• **GOAL**: Copy out these records line for line, with no changes.

:: RAW DATA

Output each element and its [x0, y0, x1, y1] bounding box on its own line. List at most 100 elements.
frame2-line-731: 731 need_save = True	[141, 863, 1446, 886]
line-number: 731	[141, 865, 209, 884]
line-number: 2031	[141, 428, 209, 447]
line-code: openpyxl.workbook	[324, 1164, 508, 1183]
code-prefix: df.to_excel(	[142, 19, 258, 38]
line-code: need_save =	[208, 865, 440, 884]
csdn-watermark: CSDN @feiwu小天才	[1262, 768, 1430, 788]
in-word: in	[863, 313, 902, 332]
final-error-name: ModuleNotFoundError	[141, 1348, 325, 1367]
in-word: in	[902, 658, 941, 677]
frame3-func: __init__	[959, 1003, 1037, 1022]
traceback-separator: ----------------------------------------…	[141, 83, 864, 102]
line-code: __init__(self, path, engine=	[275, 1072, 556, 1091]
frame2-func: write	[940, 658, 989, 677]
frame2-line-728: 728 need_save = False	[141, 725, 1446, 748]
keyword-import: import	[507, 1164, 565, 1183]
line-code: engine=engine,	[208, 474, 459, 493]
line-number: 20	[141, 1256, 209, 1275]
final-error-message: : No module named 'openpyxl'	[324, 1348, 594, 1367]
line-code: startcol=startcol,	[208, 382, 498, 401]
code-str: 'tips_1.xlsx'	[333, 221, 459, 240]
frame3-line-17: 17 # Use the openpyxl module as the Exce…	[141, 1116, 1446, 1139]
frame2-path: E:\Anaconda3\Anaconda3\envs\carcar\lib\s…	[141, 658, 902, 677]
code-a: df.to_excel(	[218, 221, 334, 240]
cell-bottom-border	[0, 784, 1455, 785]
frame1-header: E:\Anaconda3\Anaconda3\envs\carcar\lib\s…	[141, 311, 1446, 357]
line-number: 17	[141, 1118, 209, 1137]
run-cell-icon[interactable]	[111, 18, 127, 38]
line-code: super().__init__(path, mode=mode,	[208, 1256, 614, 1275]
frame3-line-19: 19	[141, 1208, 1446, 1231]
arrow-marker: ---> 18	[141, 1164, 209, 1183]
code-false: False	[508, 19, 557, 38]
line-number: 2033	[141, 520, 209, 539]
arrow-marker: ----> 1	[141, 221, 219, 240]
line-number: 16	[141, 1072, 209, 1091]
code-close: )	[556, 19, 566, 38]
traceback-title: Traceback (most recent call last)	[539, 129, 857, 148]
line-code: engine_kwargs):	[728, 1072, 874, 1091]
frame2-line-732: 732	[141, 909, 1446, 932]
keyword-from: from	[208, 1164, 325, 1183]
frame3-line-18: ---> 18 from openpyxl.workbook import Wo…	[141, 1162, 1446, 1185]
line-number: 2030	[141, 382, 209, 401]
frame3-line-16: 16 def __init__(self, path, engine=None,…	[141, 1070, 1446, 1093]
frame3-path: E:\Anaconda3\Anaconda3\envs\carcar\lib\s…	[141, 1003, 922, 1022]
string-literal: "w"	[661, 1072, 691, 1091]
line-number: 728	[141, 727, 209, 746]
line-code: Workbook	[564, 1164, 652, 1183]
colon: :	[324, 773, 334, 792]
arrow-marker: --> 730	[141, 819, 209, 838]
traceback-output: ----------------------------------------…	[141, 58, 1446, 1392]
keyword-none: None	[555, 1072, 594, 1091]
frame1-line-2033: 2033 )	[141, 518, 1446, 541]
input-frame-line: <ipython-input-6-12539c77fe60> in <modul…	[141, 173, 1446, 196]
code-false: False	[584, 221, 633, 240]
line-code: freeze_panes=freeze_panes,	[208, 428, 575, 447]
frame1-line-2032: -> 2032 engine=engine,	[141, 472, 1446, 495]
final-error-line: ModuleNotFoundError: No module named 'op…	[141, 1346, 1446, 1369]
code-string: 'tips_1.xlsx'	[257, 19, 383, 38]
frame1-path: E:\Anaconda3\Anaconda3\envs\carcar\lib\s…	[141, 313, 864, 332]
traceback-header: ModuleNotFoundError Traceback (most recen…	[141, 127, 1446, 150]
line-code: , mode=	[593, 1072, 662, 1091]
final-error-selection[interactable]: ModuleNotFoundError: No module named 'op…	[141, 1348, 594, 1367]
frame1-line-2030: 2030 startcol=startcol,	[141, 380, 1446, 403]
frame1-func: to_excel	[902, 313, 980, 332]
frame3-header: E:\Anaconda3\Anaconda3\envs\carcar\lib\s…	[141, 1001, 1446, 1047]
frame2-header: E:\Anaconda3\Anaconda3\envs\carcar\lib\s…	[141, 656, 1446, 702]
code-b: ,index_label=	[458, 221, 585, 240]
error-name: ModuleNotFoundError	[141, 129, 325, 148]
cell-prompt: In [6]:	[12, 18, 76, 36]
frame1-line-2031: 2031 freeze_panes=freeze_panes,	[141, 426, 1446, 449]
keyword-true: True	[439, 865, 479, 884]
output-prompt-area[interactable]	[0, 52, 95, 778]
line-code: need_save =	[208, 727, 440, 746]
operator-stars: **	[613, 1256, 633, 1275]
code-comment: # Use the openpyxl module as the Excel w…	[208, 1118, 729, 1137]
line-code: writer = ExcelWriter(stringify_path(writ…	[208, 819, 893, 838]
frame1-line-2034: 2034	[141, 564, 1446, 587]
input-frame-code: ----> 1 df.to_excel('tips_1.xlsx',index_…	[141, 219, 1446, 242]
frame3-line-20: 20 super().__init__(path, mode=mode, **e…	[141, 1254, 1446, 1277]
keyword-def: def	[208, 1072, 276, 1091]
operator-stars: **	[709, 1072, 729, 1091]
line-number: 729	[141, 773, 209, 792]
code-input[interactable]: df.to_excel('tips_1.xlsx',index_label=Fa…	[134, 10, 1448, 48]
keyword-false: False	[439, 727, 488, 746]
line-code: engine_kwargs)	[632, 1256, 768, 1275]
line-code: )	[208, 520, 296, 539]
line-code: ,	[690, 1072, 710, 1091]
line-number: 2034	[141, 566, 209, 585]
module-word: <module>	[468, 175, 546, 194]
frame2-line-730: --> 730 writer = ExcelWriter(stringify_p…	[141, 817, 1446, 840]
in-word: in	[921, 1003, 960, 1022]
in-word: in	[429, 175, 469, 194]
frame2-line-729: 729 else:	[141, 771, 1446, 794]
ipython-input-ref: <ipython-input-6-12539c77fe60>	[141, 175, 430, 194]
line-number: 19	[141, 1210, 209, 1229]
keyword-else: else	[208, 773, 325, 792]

::::

• **FINAL RESULT**:
Output each element and its [x0, y0, x1, y1] bounding box on its own line. List at most 100 elements.
frame2-line-731: 731 need_save = True	[141, 863, 1446, 886]
line-number: 731	[141, 865, 209, 884]
line-number: 2031	[141, 428, 209, 447]
line-code: openpyxl.workbook	[324, 1164, 508, 1183]
code-prefix: df.to_excel(	[142, 19, 258, 38]
line-code: need_save =	[208, 865, 440, 884]
csdn-watermark: CSDN @feiwu小天才	[1262, 768, 1430, 788]
in-word: in	[863, 313, 902, 332]
final-error-name: ModuleNotFoundError	[141, 1348, 325, 1367]
in-word: in	[902, 658, 941, 677]
frame3-func: __init__	[959, 1003, 1037, 1022]
traceback-separator: ----------------------------------------…	[141, 83, 864, 102]
line-code: __init__(self, path, engine=	[275, 1072, 556, 1091]
frame2-func: write	[940, 658, 989, 677]
frame2-line-728: 728 need_save = False	[141, 725, 1446, 748]
keyword-import: import	[507, 1164, 565, 1183]
line-code: engine=engine,	[208, 474, 459, 493]
line-number: 20	[141, 1256, 209, 1275]
final-error-message: : No module named 'openpyxl'	[324, 1348, 594, 1367]
line-code: startcol=startcol,	[208, 382, 498, 401]
code-str: 'tips_1.xlsx'	[333, 221, 459, 240]
frame3-line-17: 17 # Use the openpyxl module as the Exce…	[141, 1116, 1446, 1139]
frame2-path: E:\Anaconda3\Anaconda3\envs\carcar\lib\s…	[141, 658, 902, 677]
code-a: df.to_excel(	[218, 221, 334, 240]
cell-bottom-border	[0, 784, 1455, 785]
frame1-header: E:\Anaconda3\Anaconda3\envs\carcar\lib\s…	[141, 311, 1446, 357]
line-number: 17	[141, 1118, 209, 1137]
run-cell-icon[interactable]	[111, 18, 127, 38]
line-code: super().__init__(path, mode=mode,	[208, 1256, 614, 1275]
frame3-line-19: 19	[141, 1208, 1446, 1231]
arrow-marker: ---> 18	[141, 1164, 209, 1183]
code-false: False	[508, 19, 557, 38]
line-number: 2033	[141, 520, 209, 539]
arrow-marker: ----> 1	[141, 221, 219, 240]
line-number: 16	[141, 1072, 209, 1091]
code-close: )	[556, 19, 566, 38]
traceback-title: Traceback (most recent call last)	[539, 129, 857, 148]
line-code: engine_kwargs):	[728, 1072, 874, 1091]
frame2-line-732: 732	[141, 909, 1446, 932]
keyword-from: from	[208, 1164, 325, 1183]
frame3-line-18: ---> 18 from openpyxl.workbook import Wo…	[141, 1162, 1446, 1185]
line-number: 2030	[141, 382, 209, 401]
frame3-line-16: 16 def __init__(self, path, engine=None,…	[141, 1070, 1446, 1093]
frame3-path: E:\Anaconda3\Anaconda3\envs\carcar\lib\s…	[141, 1003, 922, 1022]
string-literal: "w"	[661, 1072, 691, 1091]
line-number: 728	[141, 727, 209, 746]
line-code: Workbook	[564, 1164, 652, 1183]
colon: :	[324, 773, 334, 792]
arrow-marker: --> 730	[141, 819, 209, 838]
traceback-output: ----------------------------------------…	[141, 58, 1446, 1392]
keyword-none: None	[555, 1072, 594, 1091]
frame1-line-2033: 2033 )	[141, 518, 1446, 541]
input-frame-line: <ipython-input-6-12539c77fe60> in <modul…	[141, 173, 1446, 196]
code-false: False	[584, 221, 633, 240]
line-code: freeze_panes=freeze_panes,	[208, 428, 575, 447]
frame1-line-2032: -> 2032 engine=engine,	[141, 472, 1446, 495]
final-error-line: ModuleNotFoundError: No module named 'op…	[141, 1346, 1446, 1369]
code-string: 'tips_1.xlsx'	[257, 19, 383, 38]
frame1-path: E:\Anaconda3\Anaconda3\envs\carcar\lib\s…	[141, 313, 864, 332]
traceback-header: ModuleNotFoundError Traceback (most recen…	[141, 127, 1446, 150]
line-code: , mode=	[593, 1072, 662, 1091]
final-error-selection[interactable]: ModuleNotFoundError: No module named 'op…	[141, 1348, 594, 1367]
frame1-line-2030: 2030 startcol=startcol,	[141, 380, 1446, 403]
frame1-func: to_excel	[902, 313, 980, 332]
frame3-header: E:\Anaconda3\Anaconda3\envs\carcar\lib\s…	[141, 1001, 1446, 1047]
frame2-header: E:\Anaconda3\Anaconda3\envs\carcar\lib\s…	[141, 656, 1446, 702]
code-b: ,index_label=	[458, 221, 585, 240]
error-name: ModuleNotFoundError	[141, 129, 325, 148]
cell-prompt: In [6]:	[12, 18, 76, 36]
frame1-line-2031: 2031 freeze_panes=freeze_panes,	[141, 426, 1446, 449]
keyword-true: True	[439, 865, 479, 884]
output-prompt-area[interactable]	[0, 52, 95, 778]
line-code: need_save =	[208, 727, 440, 746]
operator-stars: **	[613, 1256, 633, 1275]
code-comment: # Use the openpyxl module as the Excel w…	[208, 1118, 729, 1137]
line-code: writer = ExcelWriter(stringify_path(writ…	[208, 819, 893, 838]
frame1-line-2034: 2034	[141, 564, 1446, 587]
input-frame-code: ----> 1 df.to_excel('tips_1.xlsx',index_…	[141, 219, 1446, 242]
frame3-line-20: 20 super().__init__(path, mode=mode, **e…	[141, 1254, 1446, 1277]
keyword-def: def	[208, 1072, 276, 1091]
operator-stars: **	[709, 1072, 729, 1091]
line-number: 729	[141, 773, 209, 792]
code-input[interactable]: df.to_excel('tips_1.xlsx',index_label=Fa…	[134, 10, 1448, 48]
keyword-false: False	[439, 727, 488, 746]
line-code: engine_kwargs)	[632, 1256, 768, 1275]
line-code: )	[208, 520, 296, 539]
line-code: ,	[690, 1072, 710, 1091]
line-number: 2034	[141, 566, 209, 585]
module-word: <module>	[468, 175, 546, 194]
frame2-line-730: --> 730 writer = ExcelWriter(stringify_p…	[141, 817, 1446, 840]
in-word: in	[921, 1003, 960, 1022]
in-word: in	[429, 175, 469, 194]
frame2-line-729: 729 else:	[141, 771, 1446, 794]
ipython-input-ref: <ipython-input-6-12539c77fe60>	[141, 175, 430, 194]
line-number: 19	[141, 1210, 209, 1229]
keyword-else: else	[208, 773, 325, 792]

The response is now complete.